- **Exercise brief**
Copy out each line containing "should" from the entries below.

[Data records]
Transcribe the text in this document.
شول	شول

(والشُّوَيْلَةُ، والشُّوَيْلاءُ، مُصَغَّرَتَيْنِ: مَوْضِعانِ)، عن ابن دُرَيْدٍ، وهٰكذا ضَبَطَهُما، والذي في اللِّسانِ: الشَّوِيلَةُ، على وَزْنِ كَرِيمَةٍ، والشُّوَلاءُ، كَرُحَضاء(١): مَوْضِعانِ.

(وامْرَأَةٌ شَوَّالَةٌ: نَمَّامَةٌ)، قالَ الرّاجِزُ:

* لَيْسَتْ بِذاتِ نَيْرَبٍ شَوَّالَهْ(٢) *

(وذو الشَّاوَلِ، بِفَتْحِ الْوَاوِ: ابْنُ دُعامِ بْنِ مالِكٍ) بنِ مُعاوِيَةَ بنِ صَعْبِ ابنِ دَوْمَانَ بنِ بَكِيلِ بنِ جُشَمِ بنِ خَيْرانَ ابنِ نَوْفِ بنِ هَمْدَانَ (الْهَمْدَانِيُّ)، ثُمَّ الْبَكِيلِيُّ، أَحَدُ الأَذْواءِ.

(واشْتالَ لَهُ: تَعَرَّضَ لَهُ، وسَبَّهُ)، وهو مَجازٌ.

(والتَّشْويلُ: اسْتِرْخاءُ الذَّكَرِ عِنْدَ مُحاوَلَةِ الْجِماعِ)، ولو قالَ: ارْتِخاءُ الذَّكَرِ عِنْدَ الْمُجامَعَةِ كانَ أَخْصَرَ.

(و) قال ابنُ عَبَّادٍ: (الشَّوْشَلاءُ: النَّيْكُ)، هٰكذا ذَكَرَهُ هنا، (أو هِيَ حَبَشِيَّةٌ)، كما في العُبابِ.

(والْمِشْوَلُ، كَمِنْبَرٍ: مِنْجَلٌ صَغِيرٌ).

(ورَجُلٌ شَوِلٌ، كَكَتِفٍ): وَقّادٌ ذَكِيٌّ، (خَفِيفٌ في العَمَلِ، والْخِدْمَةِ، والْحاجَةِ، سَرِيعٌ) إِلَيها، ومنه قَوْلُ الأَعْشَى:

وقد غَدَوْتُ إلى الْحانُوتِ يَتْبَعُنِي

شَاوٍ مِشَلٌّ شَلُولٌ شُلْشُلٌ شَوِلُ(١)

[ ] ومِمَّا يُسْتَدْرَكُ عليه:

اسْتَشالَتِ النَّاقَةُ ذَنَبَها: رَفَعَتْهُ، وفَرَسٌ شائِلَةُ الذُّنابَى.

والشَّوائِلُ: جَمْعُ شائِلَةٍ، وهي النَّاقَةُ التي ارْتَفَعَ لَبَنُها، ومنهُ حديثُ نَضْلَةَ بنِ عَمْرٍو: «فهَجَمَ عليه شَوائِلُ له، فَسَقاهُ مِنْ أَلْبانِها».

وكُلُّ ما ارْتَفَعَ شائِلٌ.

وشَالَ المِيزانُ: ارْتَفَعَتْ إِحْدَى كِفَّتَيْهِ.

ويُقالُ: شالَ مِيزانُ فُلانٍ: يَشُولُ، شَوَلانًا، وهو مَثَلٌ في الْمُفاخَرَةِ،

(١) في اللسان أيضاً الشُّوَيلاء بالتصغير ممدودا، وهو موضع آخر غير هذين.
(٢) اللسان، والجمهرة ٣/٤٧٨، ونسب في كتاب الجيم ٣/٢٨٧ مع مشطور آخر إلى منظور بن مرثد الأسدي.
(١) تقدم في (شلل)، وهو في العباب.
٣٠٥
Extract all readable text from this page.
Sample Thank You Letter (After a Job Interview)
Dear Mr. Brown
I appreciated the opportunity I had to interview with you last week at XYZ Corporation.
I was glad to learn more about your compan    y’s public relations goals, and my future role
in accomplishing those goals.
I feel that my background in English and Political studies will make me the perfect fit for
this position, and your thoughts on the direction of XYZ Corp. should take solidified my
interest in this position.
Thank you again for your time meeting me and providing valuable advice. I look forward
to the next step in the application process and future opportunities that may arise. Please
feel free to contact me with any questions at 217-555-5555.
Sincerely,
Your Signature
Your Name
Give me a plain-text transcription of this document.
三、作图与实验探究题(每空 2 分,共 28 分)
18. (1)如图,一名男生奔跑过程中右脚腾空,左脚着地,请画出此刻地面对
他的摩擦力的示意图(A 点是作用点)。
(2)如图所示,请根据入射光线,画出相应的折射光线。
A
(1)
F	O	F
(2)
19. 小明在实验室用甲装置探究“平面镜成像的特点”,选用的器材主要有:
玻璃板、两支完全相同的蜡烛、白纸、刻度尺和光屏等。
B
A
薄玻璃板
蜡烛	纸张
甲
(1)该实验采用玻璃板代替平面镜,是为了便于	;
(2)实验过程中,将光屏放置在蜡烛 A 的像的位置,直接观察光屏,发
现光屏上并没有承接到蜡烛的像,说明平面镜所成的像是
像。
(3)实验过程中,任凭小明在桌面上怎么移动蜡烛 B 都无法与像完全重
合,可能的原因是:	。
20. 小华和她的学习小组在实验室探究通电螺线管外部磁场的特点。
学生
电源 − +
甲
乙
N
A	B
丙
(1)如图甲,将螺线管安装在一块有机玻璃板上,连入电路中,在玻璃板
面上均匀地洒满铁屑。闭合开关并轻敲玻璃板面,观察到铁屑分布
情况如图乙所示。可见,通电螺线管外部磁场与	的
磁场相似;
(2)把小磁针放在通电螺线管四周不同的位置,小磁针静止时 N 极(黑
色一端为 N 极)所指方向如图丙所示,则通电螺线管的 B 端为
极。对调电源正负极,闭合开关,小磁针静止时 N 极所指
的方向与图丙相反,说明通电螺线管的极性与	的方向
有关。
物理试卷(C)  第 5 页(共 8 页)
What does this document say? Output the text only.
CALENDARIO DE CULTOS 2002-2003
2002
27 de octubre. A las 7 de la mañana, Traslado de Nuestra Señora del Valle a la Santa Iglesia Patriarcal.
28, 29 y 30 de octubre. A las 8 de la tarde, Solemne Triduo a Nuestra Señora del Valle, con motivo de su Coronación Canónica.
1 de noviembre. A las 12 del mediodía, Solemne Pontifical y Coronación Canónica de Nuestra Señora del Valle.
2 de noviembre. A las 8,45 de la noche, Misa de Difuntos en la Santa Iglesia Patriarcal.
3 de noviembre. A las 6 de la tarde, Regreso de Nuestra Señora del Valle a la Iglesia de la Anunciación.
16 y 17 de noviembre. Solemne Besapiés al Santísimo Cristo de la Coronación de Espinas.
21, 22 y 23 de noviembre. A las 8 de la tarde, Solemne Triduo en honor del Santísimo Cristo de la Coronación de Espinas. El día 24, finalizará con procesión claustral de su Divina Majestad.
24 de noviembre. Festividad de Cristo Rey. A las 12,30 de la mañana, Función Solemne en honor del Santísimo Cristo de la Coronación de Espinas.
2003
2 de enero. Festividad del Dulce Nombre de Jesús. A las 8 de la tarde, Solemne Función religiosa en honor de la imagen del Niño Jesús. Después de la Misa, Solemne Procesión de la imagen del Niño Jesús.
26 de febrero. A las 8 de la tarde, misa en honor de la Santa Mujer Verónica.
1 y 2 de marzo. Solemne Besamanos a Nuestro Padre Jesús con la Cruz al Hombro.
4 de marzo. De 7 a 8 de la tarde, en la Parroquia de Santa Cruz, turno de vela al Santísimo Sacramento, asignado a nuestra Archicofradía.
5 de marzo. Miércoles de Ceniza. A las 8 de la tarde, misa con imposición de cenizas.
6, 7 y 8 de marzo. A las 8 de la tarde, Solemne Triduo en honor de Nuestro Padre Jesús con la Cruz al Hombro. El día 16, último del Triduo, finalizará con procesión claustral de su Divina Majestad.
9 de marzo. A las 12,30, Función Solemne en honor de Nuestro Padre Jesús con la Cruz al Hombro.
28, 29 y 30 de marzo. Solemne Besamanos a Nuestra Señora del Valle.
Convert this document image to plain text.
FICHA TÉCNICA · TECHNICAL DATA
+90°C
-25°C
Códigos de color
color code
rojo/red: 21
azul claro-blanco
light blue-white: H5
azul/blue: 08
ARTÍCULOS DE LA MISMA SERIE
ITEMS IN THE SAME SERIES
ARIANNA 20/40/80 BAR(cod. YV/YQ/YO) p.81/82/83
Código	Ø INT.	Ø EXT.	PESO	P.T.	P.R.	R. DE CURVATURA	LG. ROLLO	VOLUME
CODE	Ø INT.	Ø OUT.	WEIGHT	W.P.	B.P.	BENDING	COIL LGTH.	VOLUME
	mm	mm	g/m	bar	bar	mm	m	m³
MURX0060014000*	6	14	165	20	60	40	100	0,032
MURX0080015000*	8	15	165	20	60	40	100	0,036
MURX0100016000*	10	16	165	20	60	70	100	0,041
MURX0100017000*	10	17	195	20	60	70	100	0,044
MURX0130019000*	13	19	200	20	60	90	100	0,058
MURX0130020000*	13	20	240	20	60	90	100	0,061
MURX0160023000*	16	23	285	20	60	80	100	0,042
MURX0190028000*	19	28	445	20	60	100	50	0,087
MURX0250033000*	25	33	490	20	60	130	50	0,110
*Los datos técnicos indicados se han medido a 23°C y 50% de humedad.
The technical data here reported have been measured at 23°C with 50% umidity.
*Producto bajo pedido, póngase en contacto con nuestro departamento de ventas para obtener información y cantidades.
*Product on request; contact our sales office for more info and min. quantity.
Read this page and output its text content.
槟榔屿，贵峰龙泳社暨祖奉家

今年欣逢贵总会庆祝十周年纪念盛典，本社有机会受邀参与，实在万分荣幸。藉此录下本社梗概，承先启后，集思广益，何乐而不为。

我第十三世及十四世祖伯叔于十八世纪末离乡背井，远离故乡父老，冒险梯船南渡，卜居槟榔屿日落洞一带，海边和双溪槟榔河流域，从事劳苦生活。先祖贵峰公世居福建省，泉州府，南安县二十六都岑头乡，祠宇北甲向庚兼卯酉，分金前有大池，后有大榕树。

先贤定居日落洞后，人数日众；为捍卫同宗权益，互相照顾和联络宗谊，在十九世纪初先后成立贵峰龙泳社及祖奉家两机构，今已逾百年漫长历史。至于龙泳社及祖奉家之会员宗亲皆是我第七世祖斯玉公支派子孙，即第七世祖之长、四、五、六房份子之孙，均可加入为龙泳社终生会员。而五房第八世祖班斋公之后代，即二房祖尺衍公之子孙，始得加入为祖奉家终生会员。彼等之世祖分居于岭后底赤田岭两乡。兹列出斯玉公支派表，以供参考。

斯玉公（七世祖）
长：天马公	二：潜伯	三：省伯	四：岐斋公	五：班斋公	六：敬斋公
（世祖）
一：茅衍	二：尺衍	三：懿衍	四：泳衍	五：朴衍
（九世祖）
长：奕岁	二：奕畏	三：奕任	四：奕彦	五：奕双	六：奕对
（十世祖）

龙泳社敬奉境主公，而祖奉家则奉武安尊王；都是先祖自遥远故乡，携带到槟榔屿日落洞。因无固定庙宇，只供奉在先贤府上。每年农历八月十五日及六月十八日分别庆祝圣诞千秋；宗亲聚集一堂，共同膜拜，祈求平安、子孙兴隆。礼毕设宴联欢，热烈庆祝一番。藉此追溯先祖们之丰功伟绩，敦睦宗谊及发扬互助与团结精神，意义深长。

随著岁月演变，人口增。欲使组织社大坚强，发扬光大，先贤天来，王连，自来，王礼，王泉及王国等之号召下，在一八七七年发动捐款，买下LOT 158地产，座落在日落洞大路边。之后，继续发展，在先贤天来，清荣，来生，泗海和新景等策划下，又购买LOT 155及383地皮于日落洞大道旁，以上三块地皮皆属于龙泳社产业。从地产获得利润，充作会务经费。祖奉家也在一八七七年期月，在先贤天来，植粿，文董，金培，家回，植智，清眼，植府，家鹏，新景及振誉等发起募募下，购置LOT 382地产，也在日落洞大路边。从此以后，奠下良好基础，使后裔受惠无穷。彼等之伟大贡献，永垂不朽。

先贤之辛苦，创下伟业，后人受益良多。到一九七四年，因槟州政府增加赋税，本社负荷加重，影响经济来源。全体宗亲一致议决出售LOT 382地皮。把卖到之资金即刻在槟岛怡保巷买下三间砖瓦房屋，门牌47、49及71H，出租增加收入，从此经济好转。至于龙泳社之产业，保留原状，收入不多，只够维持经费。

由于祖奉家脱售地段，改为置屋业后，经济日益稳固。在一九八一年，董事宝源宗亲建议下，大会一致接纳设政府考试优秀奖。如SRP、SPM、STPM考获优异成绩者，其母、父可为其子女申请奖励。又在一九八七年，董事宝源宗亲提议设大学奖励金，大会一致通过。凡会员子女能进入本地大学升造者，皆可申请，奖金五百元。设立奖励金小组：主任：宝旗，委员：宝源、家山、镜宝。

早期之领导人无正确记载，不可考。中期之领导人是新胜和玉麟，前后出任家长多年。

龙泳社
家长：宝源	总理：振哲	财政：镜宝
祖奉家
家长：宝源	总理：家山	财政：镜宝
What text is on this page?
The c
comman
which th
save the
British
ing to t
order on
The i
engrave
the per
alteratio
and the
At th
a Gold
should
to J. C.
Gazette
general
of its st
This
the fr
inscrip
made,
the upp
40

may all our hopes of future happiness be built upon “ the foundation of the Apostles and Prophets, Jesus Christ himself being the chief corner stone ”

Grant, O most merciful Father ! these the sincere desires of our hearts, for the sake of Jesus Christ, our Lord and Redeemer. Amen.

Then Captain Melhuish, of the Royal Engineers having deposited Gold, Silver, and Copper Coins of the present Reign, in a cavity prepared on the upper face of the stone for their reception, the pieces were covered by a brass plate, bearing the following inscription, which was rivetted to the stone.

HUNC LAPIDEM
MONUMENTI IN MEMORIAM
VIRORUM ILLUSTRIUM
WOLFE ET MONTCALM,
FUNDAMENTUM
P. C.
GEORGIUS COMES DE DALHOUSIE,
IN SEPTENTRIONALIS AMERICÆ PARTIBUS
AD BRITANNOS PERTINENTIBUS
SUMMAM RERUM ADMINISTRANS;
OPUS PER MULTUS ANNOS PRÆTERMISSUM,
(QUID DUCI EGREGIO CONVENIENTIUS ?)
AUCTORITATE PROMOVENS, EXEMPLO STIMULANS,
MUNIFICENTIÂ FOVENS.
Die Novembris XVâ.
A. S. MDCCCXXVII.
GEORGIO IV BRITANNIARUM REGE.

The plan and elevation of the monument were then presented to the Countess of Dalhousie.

- **Expected answer**
this position, and your thoughts on the direction of XYZ Corp. should take solidified my
should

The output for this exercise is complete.